Some records

▬▬▬▬▬▬

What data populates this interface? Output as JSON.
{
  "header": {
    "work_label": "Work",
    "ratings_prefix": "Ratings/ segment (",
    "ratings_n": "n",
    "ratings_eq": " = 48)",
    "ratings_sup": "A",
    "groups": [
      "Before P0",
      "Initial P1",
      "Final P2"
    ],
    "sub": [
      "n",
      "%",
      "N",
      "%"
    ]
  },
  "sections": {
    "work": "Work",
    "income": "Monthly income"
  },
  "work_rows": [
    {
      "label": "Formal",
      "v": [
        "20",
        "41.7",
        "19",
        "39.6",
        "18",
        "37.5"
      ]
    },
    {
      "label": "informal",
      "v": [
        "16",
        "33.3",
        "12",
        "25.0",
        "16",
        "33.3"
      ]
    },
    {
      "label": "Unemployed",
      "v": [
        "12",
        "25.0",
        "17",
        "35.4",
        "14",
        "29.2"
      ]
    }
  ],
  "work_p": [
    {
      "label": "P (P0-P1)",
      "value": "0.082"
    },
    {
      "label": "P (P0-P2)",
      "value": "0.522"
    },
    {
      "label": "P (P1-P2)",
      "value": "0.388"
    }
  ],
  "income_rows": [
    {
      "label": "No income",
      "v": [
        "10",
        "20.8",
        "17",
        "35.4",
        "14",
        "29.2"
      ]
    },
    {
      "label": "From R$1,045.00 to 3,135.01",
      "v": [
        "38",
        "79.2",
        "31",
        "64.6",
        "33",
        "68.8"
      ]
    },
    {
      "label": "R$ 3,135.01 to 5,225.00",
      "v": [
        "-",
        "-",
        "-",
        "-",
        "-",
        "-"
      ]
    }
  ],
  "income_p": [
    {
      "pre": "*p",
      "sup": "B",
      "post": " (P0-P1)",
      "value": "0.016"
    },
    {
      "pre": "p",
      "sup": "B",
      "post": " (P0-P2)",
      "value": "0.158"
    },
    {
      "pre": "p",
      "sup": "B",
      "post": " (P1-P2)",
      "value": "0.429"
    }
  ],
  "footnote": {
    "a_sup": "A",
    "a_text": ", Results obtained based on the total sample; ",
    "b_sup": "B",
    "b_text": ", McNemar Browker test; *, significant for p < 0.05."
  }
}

▬▬▬▬▬▬

■ **Task statement**: Set down every record above exactly as given.

■ **Reply**:
What data populates this interface? Output as JSON.
{
  "header": {
    "work_label": "Work",
    "ratings_prefix": "Ratings/ segment (",
    "ratings_n": "n",
    "ratings_eq": " = 48)",
    "ratings_sup": "A",
    "groups": [
      "Before P0",
      "Initial P1",
      "Final P2"
    ],
    "sub": [
      "n",
      "%",
      "N",
      "%"
    ]
  },
  "sections": {
    "work": "Work",
    "income": "Monthly income"
  },
  "work_rows": [
    {
      "label": "Formal",
      "v": [
        "20",
        "41.7",
        "19",
        "39.6",
        "18",
        "37.5"
      ]
    },
    {
      "label": "informal",
      "v": [
        "16",
        "33.3",
        "12",
        "25.0",
        "16",
        "33.3"
      ]
    },
    {
      "label": "Unemployed",
      "v": [
        "12",
        "25.0",
        "17",
        "35.4",
        "14",
        "29.2"
      ]
    }
  ],
  "work_p": [
    {
      "label": "P (P0-P1)",
      "value": "0.082"
    },
    {
      "label": "P (P0-P2)",
      "value": "0.522"
    },
    {
      "label": "P (P1-P2)",
      "value": "0.388"
    }
  ],
  "income_rows": [
    {
      "label": "No income",
      "v": [
        "10",
        "20.8",
        "17",
        "35.4",
        "14",
        "29.2"
      ]
    },
    {
      "label": "From R$1,045.00 to 3,135.01",
      "v": [
        "38",
        "79.2",
        "31",
        "64.6",
        "33",
        "68.8"
      ]
    },
    {
      "label": "R$ 3,135.01 to 5,225.00",
      "v": [
        "-",
        "-",
        "-",
        "-",
        "-",
        "-"
      ]
    }
  ],
  "income_p": [
    {
      "pre": "*p",
      "sup": "B",
      "post": " (P0-P1)",
      "value": "0.016"
    },
    {
      "pre": "p",
      "sup": "B",
      "post": " (P0-P2)",
      "value": "0.158"
    },
    {
      "pre": "p",
      "sup": "B",
      "post": " (P1-P2)",
      "value": "0.429"
    }
  ],
  "footnote": {
    "a_sup": "A",
    "a_text": ", Results obtained based on the total sample; ",
    "b_sup": "B",
    "b_text": ", McNemar Browker test; *, significant for p < 0.05."
  }
}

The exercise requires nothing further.